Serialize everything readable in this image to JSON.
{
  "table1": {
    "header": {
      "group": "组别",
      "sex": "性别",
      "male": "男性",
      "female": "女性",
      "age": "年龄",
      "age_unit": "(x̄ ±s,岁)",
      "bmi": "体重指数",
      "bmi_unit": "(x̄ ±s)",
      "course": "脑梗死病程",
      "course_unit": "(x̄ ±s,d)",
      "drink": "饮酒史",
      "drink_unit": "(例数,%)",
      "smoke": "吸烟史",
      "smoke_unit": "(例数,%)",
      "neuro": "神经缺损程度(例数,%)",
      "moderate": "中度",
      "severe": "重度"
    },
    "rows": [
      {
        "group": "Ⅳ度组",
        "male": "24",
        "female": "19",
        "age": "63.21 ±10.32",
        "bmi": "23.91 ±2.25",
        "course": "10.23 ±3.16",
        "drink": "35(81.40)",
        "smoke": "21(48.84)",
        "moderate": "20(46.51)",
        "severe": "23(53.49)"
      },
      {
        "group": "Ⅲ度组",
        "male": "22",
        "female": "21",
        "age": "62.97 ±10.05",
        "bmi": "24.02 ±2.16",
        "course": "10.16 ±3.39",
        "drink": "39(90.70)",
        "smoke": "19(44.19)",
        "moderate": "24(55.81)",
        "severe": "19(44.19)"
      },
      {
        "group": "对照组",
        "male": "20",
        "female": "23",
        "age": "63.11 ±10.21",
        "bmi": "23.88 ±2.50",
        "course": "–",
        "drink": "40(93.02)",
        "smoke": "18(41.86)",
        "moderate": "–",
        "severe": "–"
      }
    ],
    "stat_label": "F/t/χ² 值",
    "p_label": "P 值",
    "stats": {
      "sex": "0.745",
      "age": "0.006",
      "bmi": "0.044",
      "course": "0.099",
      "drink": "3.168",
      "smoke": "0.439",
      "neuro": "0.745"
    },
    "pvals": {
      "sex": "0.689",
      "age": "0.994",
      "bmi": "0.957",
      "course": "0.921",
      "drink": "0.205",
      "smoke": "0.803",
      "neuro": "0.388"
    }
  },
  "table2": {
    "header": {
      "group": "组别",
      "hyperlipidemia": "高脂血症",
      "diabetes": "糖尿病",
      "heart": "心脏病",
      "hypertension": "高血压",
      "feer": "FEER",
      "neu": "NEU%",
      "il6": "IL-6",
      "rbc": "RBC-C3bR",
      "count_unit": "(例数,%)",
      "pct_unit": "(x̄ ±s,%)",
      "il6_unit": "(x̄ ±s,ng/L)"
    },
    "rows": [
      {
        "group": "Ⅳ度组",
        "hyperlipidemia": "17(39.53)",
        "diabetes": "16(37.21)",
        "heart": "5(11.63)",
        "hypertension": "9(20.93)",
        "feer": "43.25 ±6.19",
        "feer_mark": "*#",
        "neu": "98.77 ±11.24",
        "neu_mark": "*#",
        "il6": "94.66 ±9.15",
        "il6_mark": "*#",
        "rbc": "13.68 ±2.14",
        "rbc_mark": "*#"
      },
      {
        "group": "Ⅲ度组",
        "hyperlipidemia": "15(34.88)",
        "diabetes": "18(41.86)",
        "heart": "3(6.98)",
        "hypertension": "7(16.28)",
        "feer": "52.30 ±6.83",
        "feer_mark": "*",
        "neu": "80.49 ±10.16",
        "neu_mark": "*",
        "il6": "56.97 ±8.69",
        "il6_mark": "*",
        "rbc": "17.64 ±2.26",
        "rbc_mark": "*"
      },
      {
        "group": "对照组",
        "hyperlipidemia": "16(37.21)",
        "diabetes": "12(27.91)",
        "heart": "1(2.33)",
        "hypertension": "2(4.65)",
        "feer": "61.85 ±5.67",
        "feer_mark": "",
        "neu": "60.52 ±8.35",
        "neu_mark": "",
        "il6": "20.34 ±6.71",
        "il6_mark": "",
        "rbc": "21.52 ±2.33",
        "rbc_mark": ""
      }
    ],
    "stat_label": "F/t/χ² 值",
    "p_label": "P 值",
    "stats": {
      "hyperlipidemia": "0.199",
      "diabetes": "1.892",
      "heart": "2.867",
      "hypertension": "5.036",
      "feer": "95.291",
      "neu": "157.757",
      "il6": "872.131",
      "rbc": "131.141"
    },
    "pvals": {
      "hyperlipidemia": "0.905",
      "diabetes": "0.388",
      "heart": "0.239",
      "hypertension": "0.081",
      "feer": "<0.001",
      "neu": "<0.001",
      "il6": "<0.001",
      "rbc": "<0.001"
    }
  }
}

Exercise details
Using the data above, reproduce every line exactly.

Task answer
Serialize everything readable in this image to JSON.
{
  "table1": {
    "header": {
      "group": "组别",
      "sex": "性别",
      "male": "男性",
      "female": "女性",
      "age": "年龄",
      "age_unit": "(x̄ ±s,岁)",
      "bmi": "体重指数",
      "bmi_unit": "(x̄ ±s)",
      "course": "脑梗死病程",
      "course_unit": "(x̄ ±s,d)",
      "drink": "饮酒史",
      "drink_unit": "(例数,%)",
      "smoke": "吸烟史",
      "smoke_unit": "(例数,%)",
      "neuro": "神经缺损程度(例数,%)",
      "moderate": "中度",
      "severe": "重度"
    },
    "rows": [
      {
        "group": "Ⅳ度组",
        "male": "24",
        "female": "19",
        "age": "63.21 ±10.32",
        "bmi": "23.91 ±2.25",
        "course": "10.23 ±3.16",
        "drink": "35(81.40)",
        "smoke": "21(48.84)",
        "moderate": "20(46.51)",
        "severe": "23(53.49)"
      },
      {
        "group": "Ⅲ度组",
        "male": "22",
        "female": "21",
        "age": "62.97 ±10.05",
        "bmi": "24.02 ±2.16",
        "course": "10.16 ±3.39",
        "drink": "39(90.70)",
        "smoke": "19(44.19)",
        "moderate": "24(55.81)",
        "severe": "19(44.19)"
      },
      {
        "group": "对照组",
        "male": "20",
        "female": "23",
        "age": "63.11 ±10.21",
        "bmi": "23.88 ±2.50",
        "course": "–",
        "drink": "40(93.02)",
        "smoke": "18(41.86)",
        "moderate": "–",
        "severe": "–"
      }
    ],
    "stat_label": "F/t/χ² 值",
    "p_label": "P 值",
    "stats": {
      "sex": "0.745",
      "age": "0.006",
      "bmi": "0.044",
      "course": "0.099",
      "drink": "3.168",
      "smoke": "0.439",
      "neuro": "0.745"
    },
    "pvals": {
      "sex": "0.689",
      "age": "0.994",
      "bmi": "0.957",
      "course": "0.921",
      "drink": "0.205",
      "smoke": "0.803",
      "neuro": "0.388"
    }
  },
  "table2": {
    "header": {
      "group": "组别",
      "hyperlipidemia": "高脂血症",
      "diabetes": "糖尿病",
      "heart": "心脏病",
      "hypertension": "高血压",
      "feer": "FEER",
      "neu": "NEU%",
      "il6": "IL-6",
      "rbc": "RBC-C3bR",
      "count_unit": "(例数,%)",
      "pct_unit": "(x̄ ±s,%)",
      "il6_unit": "(x̄ ±s,ng/L)"
    },
    "rows": [
      {
        "group": "Ⅳ度组",
        "hyperlipidemia": "17(39.53)",
        "diabetes": "16(37.21)",
        "heart": "5(11.63)",
        "hypertension": "9(20.93)",
        "feer": "43.25 ±6.19",
        "feer_mark": "*#",
        "neu": "98.77 ±11.24",
        "neu_mark": "*#",
        "il6": "94.66 ±9.15",
        "il6_mark": "*#",
        "rbc": "13.68 ±2.14",
        "rbc_mark": "*#"
      },
      {
        "group": "Ⅲ度组",
        "hyperlipidemia": "15(34.88)",
        "diabetes": "18(41.86)",
        "heart": "3(6.98)",
        "hypertension": "7(16.28)",
        "feer": "52.30 ±6.83",
        "feer_mark": "*",
        "neu": "80.49 ±10.16",
        "neu_mark": "*",
        "il6": "56.97 ±8.69",
        "il6_mark": "*",
        "rbc": "17.64 ±2.26",
        "rbc_mark": "*"
      },
      {
        "group": "对照组",
        "hyperlipidemia": "16(37.21)",
        "diabetes": "12(27.91)",
        "heart": "1(2.33)",
        "hypertension": "2(4.65)",
        "feer": "61.85 ±5.67",
        "feer_mark": "",
        "neu": "60.52 ±8.35",
        "neu_mark": "",
        "il6": "20.34 ±6.71",
        "il6_mark": "",
        "rbc": "21.52 ±2.33",
        "rbc_mark": ""
      }
    ],
    "stat_label": "F/t/χ² 值",
    "p_label": "P 值",
    "stats": {
      "hyperlipidemia": "0.199",
      "diabetes": "1.892",
      "heart": "2.867",
      "hypertension": "5.036",
      "feer": "95.291",
      "neu": "157.757",
      "il6": "872.131",
      "rbc": "131.141"
    },
    "pvals": {
      "hyperlipidemia": "0.905",
      "diabetes": "0.388",
      "heart": "0.239",
      "hypertension": "0.081",
      "feer": "<0.001",
      "neu": "<0.001",
      "il6": "<0.001",
      "rbc": "<0.001"
    }
  }
}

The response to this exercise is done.